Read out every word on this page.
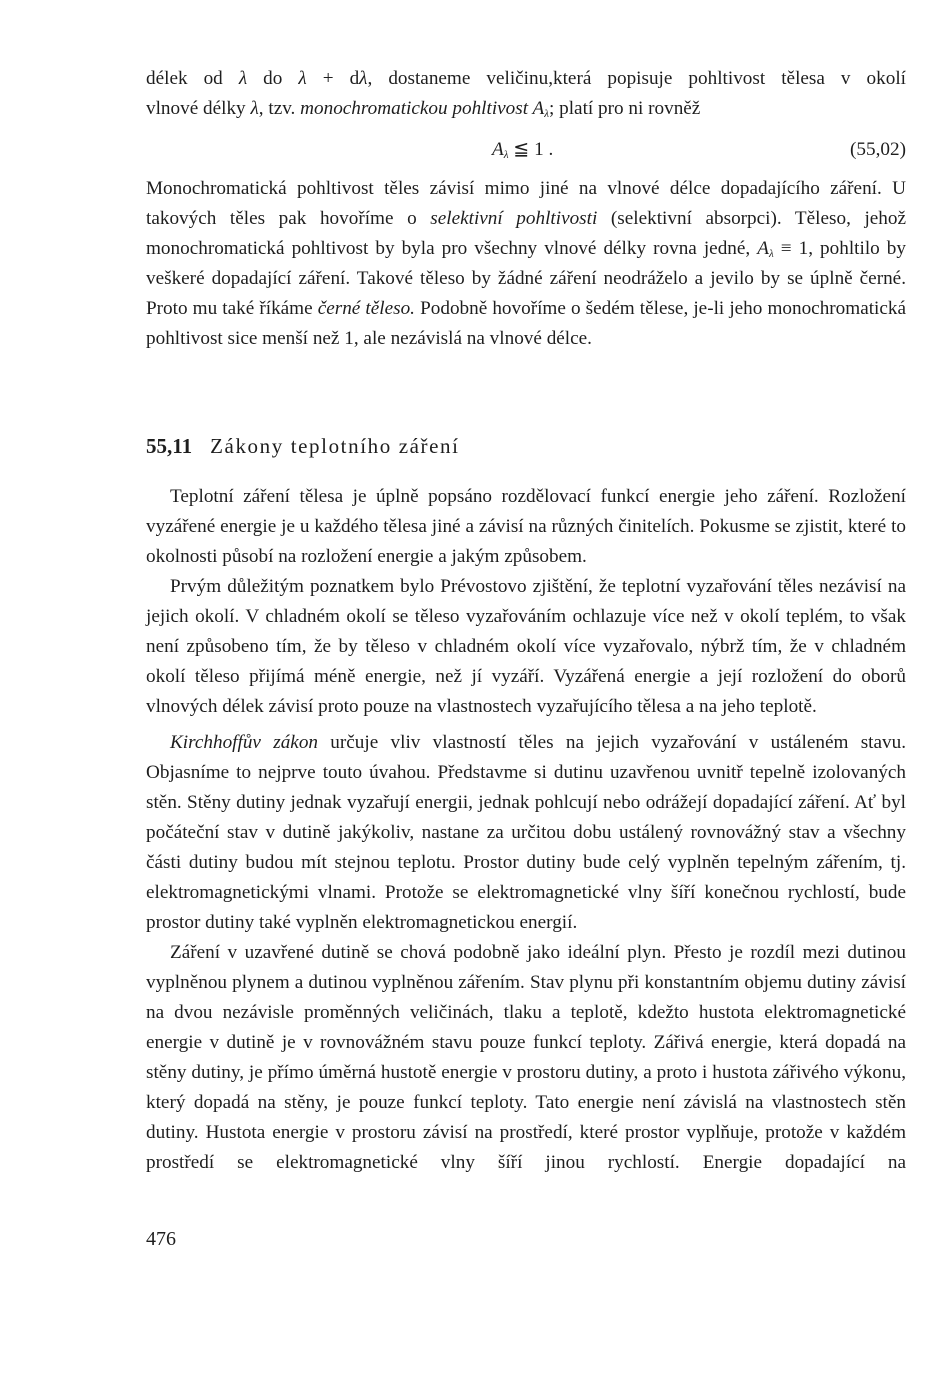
délek od λ do λ + dλ, dostaneme veličinu,která popisuje pohltivost tělesa v okolí

vlnové délky λ, tzv. monochromatickou pohltivost $A_\lambda$; platí pro ni rovněž

$A_\lambda$ ≦ 1 .	(55,02)

Monochromatická pohltivost těles závisí mimo jiné na vlnové délce dopadajícího záření. U takových těles pak hovoříme o selektivní pohltivosti (selektivní absorpci). Těleso, jehož monochromatická pohltivost by byla pro všechny vlnové délky rovna jedné, $A_\lambda \equiv 1$, pohltilo by veškeré dopadající záření. Takové těleso by žádné záření neodráželo a jevilo by se úplně černé. Proto mu také říkáme černé těleso. Podobně hovoříme o šedém tělese, je-li jeho monochromatická pohltivost sice menší než 1, ale nezávislá na vlnové délce.

55,11 Zákony teplotního záření

Teplotní záření tělesa je úplně popsáno rozdělovací funkcí energie jeho záření. Rozložení vyzářené energie je u každého tělesa jiné a závisí na různých činitelích. Pokusme se zjistit, které to okolnosti působí na rozložení energie a jakým způsobem.

Prvým důležitým poznatkem bylo Prévostovo zjištění, že teplotní vyzařování těles nezávisí na jejich okolí. V chladném okolí se těleso vyzařováním ochlazuje více než v okolí teplém, to však není způsobeno tím, že by těleso v chladném okolí více vyzařovalo, nýbrž tím, že v chladném okolí těleso přijímá méně energie, než jí vyzáří. Vyzářená energie a její rozložení do oborů vlnových délek závisí proto pouze na vlastnostech vyzařujícího tělesa a na jeho teplotě.

Kirchhoffův zákon určuje vliv vlastností těles na jejich vyzařování v ustáleném stavu. Objasníme to nejprve touto úvahou. Představme si dutinu uzavřenou uvnitř tepelně izolovaných stěn. Stěny dutiny jednak vyzařují energii, jednak pohlcují nebo odrážejí dopadající záření. Ať byl počáteční stav v dutině jakýkoliv, nastane za určitou dobu ustálený rovnovážný stav a všechny části dutiny budou mít stejnou teplotu. Prostor dutiny bude celý vyplněn tepelným zářením, tj. elektromagnetickými vlnami. Protože se elektromagnetické vlny šíří konečnou rychlostí, bude prostor dutiny také vyplněn elektromagnetickou energií.

Záření v uzavřené dutině se chová podobně jako ideální plyn. Přesto je rozdíl mezi dutinou vyplněnou plynem a dutinou vyplněnou zářením. Stav plynu při konstantním objemu dutiny závisí na dvou nezávisle proměnných veličinách, tlaku a teplotě, kdežto hustota elektromagnetické energie v dutině je v rovnovážném stavu pouze funkcí teploty. Zářivá energie, která dopadá na stěny dutiny, je přímo úměrná hustotě energie v prostoru dutiny, a proto i hustota zářivého výkonu, který dopadá na stěny, je pouze funkcí teploty. Tato energie není závislá na vlastnostech stěn dutiny. Hustota energie v prostoru závisí na prostředí, které prostor vyplňuje, protože v každém prostředí se elektromagnetické vlny šíří jinou rychlostí. Energie dopadající na

476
- - -
Pictures in the data above should not be copied; transcribe everything else exactly.

Read out every word on this page.
délek od λ do λ + dλ, dostaneme veličinu,která popisuje pohltivost tělesa v okolí

vlnové délky λ, tzv. monochromatickou pohltivost $A_\lambda$; platí pro ni rovněž

$A_\lambda$ ≦ 1 .	(55,02)

Monochromatická pohltivost těles závisí mimo jiné na vlnové délce dopadajícího záření. U takových těles pak hovoříme o selektivní pohltivosti (selektivní absorpci). Těleso, jehož monochromatická pohltivost by byla pro všechny vlnové délky rovna jedné, $A_\lambda \equiv 1$, pohltilo by veškeré dopadající záření. Takové těleso by žádné záření neodráželo a jevilo by se úplně černé. Proto mu také říkáme černé těleso. Podobně hovoříme o šedém tělese, je-li jeho monochromatická pohltivost sice menší než 1, ale nezávislá na vlnové délce.

55,11 Zákony teplotního záření

Teplotní záření tělesa je úplně popsáno rozdělovací funkcí energie jeho záření. Rozložení vyzářené energie je u každého tělesa jiné a závisí na různých činitelích. Pokusme se zjistit, které to okolnosti působí na rozložení energie a jakým způsobem.

Prvým důležitým poznatkem bylo Prévostovo zjištění, že teplotní vyzařování těles nezávisí na jejich okolí. V chladném okolí se těleso vyzařováním ochlazuje více než v okolí teplém, to však není způsobeno tím, že by těleso v chladném okolí více vyzařovalo, nýbrž tím, že v chladném okolí těleso přijímá méně energie, než jí vyzáří. Vyzářená energie a její rozložení do oborů vlnových délek závisí proto pouze na vlastnostech vyzařujícího tělesa a na jeho teplotě.

Kirchhoffův zákon určuje vliv vlastností těles na jejich vyzařování v ustáleném stavu. Objasníme to nejprve touto úvahou. Představme si dutinu uzavřenou uvnitř tepelně izolovaných stěn. Stěny dutiny jednak vyzařují energii, jednak pohlcují nebo odrážejí dopadající záření. Ať byl počáteční stav v dutině jakýkoliv, nastane za určitou dobu ustálený rovnovážný stav a všechny části dutiny budou mít stejnou teplotu. Prostor dutiny bude celý vyplněn tepelným zářením, tj. elektromagnetickými vlnami. Protože se elektromagnetické vlny šíří konečnou rychlostí, bude prostor dutiny také vyplněn elektromagnetickou energií.

Záření v uzavřené dutině se chová podobně jako ideální plyn. Přesto je rozdíl mezi dutinou vyplněnou plynem a dutinou vyplněnou zářením. Stav plynu při konstantním objemu dutiny závisí na dvou nezávisle proměnných veličinách, tlaku a teplotě, kdežto hustota elektromagnetické energie v dutině je v rovnovážném stavu pouze funkcí teploty. Zářivá energie, která dopadá na stěny dutiny, je přímo úměrná hustotě energie v prostoru dutiny, a proto i hustota zářivého výkonu, který dopadá na stěny, je pouze funkcí teploty. Tato energie není závislá na vlastnostech stěn dutiny. Hustota energie v prostoru závisí na prostředí, které prostor vyplňuje, protože v každém prostředí se elektromagnetické vlny šíří jinou rychlostí. Energie dopadající na

476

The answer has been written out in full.